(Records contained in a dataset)

○ ○ ○ ○

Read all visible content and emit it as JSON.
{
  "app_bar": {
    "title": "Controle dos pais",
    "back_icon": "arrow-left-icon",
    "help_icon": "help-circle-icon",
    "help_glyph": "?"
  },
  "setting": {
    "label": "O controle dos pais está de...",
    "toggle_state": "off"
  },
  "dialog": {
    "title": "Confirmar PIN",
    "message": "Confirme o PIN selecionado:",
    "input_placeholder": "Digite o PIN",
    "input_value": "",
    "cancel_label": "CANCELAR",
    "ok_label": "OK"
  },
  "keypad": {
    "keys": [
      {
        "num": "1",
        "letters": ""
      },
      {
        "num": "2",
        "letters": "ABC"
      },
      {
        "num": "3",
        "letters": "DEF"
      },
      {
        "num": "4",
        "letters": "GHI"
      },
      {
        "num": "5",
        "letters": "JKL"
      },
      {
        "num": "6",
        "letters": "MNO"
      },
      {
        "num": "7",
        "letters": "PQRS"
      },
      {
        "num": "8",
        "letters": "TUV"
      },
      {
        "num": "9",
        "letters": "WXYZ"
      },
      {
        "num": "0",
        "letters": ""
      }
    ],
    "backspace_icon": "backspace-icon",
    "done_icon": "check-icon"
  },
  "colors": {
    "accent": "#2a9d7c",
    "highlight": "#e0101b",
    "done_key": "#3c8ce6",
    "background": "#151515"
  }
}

○ ○ ○ ○

#### [Aim of the task]
Give the count of lines in the data above that hold the string "title", with no additional words.

#### [Written answer]
2